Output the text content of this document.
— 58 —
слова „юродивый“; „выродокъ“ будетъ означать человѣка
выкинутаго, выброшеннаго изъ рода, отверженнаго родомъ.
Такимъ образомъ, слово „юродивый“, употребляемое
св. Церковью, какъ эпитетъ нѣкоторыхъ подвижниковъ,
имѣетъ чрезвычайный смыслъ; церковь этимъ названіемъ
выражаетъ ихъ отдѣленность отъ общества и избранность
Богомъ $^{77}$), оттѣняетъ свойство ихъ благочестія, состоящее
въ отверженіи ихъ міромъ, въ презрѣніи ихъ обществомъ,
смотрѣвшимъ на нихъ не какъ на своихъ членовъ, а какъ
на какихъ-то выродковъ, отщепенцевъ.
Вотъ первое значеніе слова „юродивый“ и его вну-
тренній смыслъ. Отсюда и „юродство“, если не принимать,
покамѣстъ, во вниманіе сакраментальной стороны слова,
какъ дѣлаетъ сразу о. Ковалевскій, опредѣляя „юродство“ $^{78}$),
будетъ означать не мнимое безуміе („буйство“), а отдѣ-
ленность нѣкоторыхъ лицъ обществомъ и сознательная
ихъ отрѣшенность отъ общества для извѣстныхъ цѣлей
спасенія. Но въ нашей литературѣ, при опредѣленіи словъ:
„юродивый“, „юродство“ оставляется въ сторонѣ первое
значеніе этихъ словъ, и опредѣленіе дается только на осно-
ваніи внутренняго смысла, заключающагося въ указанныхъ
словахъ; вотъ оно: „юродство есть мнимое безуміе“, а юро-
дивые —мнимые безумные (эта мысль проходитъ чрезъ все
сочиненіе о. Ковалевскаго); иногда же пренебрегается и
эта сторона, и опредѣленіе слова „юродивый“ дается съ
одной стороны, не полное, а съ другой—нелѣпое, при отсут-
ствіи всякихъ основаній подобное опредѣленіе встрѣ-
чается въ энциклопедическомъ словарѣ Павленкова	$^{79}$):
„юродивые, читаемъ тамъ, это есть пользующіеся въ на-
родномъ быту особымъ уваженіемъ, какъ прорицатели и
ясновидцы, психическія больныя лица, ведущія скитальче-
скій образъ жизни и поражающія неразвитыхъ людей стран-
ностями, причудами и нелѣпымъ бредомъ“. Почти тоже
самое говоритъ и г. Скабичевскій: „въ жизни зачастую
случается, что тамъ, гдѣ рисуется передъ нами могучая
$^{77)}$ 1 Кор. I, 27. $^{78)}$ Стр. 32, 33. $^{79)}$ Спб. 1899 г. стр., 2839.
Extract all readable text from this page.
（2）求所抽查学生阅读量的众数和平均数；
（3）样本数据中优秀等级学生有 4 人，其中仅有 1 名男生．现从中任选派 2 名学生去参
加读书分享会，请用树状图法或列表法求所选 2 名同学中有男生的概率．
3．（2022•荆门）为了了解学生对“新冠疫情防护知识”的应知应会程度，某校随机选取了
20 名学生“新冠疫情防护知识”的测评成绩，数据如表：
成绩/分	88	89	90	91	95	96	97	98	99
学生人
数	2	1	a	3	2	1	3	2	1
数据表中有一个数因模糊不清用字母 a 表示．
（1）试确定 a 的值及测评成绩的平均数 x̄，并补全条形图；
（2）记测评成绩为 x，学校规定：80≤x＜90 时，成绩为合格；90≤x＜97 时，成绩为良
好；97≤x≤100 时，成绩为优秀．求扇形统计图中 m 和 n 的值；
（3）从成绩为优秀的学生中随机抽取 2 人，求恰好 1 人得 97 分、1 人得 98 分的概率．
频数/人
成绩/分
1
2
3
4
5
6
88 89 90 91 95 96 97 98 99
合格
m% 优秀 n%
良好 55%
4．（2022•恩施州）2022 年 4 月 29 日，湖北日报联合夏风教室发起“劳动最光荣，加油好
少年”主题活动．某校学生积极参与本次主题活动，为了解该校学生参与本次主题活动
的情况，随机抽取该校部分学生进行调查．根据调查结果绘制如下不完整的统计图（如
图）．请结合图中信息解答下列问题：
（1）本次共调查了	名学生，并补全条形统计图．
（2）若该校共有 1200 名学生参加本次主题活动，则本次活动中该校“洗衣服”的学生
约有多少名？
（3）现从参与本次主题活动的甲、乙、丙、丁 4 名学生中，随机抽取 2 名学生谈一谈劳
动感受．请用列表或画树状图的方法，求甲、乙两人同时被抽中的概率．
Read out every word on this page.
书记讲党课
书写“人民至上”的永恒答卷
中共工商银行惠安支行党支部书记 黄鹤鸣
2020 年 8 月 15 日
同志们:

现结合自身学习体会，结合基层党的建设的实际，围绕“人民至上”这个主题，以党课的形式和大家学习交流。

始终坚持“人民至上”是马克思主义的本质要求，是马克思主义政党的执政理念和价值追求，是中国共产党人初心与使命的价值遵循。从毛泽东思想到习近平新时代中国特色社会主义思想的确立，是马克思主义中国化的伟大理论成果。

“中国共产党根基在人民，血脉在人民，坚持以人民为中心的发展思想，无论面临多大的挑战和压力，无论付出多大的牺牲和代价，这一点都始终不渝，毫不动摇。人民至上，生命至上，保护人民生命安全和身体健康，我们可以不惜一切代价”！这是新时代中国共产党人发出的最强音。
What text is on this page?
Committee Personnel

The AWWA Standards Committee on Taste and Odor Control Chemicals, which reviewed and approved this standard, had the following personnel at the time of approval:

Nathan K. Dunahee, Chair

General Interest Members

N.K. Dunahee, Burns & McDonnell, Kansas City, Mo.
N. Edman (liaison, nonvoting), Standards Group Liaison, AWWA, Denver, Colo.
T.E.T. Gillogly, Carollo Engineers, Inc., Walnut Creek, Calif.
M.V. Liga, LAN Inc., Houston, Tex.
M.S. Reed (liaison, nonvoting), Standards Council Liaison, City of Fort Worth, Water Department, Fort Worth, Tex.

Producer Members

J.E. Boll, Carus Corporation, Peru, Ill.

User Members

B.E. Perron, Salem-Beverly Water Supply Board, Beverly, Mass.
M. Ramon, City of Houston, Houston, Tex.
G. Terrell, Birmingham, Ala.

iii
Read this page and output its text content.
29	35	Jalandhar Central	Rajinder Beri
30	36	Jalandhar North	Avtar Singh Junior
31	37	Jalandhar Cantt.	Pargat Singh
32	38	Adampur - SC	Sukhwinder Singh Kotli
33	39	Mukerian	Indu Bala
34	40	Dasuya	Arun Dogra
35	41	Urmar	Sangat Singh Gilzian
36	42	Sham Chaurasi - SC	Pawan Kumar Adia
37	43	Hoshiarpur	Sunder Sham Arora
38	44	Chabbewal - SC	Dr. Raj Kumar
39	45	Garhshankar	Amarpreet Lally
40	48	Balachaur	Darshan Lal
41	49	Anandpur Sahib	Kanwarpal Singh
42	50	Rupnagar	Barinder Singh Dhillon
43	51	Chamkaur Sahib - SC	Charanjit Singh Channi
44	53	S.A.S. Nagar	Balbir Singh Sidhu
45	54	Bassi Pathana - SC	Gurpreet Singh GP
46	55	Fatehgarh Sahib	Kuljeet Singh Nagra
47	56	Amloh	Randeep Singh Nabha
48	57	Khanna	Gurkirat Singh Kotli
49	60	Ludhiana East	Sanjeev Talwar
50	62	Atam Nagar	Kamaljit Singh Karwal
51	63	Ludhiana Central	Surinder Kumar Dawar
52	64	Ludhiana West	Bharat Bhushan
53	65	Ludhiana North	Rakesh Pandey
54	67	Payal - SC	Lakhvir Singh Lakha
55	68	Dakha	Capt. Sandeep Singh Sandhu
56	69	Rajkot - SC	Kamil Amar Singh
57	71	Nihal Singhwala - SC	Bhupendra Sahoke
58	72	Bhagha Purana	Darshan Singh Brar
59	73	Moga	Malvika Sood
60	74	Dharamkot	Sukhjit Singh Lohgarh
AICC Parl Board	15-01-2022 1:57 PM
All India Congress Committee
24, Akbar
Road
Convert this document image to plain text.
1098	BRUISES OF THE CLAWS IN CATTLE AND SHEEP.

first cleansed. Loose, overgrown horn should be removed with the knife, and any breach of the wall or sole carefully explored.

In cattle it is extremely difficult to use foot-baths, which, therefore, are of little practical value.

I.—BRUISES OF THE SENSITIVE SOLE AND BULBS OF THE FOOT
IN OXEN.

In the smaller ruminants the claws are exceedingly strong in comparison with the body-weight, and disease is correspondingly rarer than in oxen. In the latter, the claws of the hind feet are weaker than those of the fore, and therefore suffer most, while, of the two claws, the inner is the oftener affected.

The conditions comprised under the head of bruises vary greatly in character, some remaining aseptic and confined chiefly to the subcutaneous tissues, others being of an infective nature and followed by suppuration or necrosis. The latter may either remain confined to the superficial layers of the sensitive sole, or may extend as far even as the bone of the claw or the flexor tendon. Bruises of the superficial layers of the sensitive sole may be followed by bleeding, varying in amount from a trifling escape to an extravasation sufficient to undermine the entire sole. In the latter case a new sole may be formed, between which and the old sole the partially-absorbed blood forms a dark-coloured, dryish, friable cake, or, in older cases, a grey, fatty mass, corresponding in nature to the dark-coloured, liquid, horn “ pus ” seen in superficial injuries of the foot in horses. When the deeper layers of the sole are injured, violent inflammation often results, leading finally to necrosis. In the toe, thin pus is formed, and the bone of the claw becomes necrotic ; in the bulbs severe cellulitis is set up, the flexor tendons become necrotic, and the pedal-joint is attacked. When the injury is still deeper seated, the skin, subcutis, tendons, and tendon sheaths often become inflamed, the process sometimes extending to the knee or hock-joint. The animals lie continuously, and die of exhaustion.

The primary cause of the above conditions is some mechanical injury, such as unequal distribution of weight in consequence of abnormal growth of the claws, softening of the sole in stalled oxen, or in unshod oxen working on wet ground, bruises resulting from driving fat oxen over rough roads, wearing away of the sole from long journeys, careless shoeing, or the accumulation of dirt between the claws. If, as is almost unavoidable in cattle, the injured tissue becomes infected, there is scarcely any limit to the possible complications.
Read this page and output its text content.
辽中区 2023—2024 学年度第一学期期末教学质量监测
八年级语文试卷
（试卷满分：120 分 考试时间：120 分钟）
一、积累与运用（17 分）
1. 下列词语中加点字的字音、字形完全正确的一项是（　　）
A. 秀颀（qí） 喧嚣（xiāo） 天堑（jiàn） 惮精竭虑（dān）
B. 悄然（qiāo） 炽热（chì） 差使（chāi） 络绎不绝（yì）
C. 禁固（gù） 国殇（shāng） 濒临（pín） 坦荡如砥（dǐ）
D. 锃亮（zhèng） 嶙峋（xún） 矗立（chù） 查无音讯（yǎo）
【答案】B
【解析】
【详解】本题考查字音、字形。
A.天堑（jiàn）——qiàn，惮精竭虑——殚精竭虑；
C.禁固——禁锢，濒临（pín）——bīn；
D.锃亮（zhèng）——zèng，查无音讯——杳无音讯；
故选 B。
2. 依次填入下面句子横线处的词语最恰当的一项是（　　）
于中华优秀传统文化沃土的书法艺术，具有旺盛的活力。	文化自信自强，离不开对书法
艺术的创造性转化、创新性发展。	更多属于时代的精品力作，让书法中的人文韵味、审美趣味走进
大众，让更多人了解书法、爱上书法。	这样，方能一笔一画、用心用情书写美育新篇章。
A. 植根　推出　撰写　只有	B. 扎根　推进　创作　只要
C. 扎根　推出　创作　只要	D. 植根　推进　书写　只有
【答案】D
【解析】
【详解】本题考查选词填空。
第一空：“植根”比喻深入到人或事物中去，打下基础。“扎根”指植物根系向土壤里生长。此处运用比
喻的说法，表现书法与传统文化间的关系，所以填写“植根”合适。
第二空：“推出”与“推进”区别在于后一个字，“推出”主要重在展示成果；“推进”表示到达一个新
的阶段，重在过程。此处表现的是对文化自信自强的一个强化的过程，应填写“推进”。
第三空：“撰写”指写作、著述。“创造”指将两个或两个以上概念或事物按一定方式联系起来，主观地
★ ★ ★ ★ ★
- TASK -
Your task is to collect every line above that contains the word "значеніе".

- FINAL ANSWER -
Вотъ первое значеніе слова „юродивый“ и его вну-
значеніе этихъ словъ, и опредѣленіе дается только на осно-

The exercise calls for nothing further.